··· Listed records ···
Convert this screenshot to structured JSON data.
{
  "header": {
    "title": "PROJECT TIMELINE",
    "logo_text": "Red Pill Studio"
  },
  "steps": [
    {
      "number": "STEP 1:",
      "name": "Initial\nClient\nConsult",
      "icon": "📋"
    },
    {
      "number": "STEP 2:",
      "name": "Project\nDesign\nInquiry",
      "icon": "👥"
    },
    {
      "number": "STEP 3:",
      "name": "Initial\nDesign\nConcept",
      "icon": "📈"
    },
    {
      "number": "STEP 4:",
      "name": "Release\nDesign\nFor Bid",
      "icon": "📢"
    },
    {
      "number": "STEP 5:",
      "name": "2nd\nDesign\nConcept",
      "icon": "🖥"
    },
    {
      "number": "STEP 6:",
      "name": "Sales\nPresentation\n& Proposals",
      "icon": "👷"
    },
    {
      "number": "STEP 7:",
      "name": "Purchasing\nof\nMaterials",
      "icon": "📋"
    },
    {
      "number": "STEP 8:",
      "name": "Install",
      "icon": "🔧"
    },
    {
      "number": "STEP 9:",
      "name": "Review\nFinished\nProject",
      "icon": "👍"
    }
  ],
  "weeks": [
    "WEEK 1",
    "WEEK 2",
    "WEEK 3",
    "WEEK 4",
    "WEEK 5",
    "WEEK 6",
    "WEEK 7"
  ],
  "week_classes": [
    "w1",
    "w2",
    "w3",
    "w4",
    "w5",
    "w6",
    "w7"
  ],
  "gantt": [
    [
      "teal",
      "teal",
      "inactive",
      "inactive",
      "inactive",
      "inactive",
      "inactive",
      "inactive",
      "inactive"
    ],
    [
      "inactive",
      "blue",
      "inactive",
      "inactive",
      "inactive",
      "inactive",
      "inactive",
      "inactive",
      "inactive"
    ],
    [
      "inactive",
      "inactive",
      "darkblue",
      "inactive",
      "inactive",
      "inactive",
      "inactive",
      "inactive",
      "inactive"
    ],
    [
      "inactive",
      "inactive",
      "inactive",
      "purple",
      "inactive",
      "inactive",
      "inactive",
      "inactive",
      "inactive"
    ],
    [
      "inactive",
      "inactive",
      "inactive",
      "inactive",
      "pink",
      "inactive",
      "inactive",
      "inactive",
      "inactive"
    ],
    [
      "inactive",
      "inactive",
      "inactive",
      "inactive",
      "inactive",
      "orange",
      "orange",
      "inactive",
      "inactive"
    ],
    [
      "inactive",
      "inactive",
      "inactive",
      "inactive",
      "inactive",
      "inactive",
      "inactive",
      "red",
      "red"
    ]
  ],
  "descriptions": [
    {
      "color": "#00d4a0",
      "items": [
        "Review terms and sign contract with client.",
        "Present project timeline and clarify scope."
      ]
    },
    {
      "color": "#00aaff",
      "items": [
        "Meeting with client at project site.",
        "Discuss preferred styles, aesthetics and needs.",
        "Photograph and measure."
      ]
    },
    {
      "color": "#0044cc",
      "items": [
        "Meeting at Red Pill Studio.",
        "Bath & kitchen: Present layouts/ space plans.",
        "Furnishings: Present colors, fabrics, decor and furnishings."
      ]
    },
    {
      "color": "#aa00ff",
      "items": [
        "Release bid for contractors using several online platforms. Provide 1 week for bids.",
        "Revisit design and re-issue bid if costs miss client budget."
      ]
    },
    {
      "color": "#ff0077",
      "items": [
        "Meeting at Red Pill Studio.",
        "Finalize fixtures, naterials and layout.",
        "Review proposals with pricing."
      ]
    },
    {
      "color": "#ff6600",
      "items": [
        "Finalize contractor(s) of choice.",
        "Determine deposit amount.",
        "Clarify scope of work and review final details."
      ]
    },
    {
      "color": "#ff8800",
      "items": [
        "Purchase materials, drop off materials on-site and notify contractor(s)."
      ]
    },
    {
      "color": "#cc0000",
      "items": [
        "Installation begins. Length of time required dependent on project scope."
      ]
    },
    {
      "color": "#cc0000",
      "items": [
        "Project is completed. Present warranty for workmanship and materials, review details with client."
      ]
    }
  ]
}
···
Directions for this task: Copy all lines from the listing that contain "number".

Full answer:
      "number": "STEP 1:",
      "number": "STEP 2:",
      "number": "STEP 3:",
      "number": "STEP 4:",
      "number": "STEP 5:",
      "number": "STEP 6:",
      "number": "STEP 7:",
      "number": "STEP 8:",
      "number": "STEP 9:",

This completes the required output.